--- START OF Data lines ---

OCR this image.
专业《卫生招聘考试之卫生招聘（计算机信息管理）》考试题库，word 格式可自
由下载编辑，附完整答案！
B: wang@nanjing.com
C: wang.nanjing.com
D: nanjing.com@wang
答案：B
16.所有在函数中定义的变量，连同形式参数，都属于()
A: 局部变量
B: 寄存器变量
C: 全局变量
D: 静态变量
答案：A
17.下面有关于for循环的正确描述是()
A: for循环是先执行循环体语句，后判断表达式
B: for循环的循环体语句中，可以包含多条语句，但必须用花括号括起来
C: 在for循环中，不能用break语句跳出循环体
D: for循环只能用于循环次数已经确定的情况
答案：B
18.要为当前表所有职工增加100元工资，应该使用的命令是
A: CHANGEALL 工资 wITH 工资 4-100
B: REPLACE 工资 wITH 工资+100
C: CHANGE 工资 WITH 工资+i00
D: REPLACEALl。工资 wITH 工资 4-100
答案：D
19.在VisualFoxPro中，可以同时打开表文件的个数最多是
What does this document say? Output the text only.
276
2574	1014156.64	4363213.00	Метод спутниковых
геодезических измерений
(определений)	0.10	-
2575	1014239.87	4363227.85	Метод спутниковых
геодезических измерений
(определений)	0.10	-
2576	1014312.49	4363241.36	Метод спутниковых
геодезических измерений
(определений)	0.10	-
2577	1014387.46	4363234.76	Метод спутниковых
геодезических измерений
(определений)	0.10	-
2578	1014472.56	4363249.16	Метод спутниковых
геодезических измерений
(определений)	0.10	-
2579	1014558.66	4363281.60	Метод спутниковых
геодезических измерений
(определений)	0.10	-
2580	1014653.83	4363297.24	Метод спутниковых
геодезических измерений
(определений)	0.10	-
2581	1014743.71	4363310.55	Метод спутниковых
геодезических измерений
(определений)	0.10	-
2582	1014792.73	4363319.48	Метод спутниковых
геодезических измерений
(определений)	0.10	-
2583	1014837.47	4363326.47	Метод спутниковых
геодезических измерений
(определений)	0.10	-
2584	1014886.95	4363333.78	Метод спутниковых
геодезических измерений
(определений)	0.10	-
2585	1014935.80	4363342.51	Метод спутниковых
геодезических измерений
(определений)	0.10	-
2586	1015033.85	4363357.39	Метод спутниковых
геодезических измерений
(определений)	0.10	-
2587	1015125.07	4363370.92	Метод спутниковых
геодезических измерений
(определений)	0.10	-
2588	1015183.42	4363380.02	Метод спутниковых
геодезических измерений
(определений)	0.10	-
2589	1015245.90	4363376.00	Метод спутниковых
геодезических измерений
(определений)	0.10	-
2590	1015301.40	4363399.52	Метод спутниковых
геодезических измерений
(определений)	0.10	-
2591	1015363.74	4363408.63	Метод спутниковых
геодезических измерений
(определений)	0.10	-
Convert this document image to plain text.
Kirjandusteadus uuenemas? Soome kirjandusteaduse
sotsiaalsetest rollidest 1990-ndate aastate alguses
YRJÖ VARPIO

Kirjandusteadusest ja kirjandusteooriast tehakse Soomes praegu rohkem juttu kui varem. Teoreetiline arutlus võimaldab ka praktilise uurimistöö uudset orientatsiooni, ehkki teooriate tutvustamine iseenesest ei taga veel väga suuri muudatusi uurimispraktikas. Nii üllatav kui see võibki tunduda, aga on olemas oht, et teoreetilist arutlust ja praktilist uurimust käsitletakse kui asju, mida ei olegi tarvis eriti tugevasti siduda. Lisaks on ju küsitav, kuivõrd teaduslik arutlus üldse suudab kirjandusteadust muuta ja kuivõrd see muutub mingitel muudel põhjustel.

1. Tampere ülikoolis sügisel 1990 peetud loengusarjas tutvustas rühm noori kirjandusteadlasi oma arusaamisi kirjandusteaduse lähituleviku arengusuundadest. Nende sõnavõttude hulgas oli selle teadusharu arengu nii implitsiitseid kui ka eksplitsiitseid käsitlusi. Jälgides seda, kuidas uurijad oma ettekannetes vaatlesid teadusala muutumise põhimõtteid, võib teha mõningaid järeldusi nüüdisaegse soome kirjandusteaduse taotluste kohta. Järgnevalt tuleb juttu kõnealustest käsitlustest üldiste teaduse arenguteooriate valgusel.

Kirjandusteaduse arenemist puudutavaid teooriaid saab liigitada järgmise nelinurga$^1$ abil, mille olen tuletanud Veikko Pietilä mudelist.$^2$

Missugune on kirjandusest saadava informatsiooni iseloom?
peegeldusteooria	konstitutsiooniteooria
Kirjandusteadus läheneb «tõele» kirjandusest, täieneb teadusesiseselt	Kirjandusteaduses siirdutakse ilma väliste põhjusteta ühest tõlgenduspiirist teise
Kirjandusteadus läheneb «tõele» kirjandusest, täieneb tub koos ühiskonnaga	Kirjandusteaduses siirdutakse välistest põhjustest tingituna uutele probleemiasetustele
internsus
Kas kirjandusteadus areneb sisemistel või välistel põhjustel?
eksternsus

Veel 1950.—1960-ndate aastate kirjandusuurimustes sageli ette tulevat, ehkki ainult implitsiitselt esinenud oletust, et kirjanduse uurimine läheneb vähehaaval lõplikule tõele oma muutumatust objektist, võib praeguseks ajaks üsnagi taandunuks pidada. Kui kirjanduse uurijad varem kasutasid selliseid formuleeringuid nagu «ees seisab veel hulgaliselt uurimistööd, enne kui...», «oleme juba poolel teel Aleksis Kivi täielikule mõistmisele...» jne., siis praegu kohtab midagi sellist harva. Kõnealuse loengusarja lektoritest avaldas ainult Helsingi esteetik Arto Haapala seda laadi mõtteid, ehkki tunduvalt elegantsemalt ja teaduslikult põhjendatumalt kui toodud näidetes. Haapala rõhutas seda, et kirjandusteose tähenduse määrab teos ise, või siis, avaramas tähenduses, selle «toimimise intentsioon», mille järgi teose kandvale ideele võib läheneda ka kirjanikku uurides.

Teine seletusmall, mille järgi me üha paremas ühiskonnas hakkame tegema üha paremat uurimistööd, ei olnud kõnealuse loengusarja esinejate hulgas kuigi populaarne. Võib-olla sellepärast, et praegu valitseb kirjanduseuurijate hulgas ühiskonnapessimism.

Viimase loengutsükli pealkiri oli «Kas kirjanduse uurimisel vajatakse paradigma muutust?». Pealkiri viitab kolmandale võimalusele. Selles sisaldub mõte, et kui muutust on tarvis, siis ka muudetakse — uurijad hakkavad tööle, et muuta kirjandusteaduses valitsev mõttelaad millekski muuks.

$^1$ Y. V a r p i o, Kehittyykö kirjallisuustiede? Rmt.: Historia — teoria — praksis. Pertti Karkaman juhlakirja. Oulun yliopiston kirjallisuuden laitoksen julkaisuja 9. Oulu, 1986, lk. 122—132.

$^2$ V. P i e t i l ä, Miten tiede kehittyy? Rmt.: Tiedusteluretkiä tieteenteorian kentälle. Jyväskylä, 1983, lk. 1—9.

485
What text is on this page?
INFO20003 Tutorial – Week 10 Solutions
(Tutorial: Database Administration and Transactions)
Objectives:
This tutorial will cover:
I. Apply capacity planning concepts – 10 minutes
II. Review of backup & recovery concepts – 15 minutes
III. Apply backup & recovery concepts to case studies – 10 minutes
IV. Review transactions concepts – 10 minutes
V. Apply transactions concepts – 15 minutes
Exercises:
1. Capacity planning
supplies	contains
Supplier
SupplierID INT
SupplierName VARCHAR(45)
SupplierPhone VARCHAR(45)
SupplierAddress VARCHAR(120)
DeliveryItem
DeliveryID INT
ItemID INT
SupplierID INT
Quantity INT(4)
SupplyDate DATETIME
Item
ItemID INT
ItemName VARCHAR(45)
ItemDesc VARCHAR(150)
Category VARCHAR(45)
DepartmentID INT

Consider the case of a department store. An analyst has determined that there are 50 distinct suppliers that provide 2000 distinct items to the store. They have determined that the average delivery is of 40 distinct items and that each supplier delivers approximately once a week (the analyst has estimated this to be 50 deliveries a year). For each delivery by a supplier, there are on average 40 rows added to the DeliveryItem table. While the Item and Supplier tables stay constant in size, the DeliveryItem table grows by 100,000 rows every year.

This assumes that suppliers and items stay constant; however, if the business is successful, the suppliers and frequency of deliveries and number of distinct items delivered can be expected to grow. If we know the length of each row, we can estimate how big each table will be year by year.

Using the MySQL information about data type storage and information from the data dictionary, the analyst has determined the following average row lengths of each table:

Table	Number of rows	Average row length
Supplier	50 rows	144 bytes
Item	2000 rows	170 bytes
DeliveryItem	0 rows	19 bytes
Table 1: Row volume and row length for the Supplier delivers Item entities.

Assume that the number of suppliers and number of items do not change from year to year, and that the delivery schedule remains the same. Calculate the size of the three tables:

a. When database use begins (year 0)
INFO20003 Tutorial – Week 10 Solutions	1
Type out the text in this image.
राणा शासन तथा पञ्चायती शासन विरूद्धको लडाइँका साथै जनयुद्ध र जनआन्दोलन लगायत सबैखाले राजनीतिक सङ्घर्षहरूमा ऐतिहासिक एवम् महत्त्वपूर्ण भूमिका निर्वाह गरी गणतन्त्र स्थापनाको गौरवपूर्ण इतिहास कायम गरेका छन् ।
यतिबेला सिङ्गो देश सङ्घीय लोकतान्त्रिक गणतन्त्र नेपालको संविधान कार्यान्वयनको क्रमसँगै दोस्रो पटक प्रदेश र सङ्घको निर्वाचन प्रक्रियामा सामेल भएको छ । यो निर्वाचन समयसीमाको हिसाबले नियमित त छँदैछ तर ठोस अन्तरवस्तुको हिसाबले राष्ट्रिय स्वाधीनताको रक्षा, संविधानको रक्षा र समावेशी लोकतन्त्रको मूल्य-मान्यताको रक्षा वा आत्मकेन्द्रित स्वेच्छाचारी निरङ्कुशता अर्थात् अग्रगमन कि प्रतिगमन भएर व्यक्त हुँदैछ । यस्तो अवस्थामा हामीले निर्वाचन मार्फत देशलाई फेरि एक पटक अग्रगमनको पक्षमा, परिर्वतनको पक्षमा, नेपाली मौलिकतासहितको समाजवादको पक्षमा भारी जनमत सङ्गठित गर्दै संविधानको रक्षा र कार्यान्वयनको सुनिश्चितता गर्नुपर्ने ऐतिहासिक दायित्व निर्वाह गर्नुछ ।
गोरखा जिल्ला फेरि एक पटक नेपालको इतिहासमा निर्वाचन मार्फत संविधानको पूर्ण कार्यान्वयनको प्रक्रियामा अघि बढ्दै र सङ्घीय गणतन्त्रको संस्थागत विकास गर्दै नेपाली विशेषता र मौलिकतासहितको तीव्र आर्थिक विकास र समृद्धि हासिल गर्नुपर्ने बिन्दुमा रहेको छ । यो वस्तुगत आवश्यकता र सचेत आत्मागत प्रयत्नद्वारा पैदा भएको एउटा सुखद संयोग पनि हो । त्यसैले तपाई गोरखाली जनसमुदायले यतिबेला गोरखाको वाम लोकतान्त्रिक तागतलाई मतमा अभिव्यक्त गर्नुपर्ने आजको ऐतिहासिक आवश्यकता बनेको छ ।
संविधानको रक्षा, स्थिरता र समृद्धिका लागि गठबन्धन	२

--- END OF Data lines ---

### Stated task
Return every line above in which the string "from" occurs.

### Reply to the task
Using the MySQL information about data type storage and information from the data dictionary, the analyst has determined the following average row lengths of each table:
Assume that the number of suppliers and number of items do not change from year to year, and that the delivery schedule remains the same. Calculate the size of the three tables:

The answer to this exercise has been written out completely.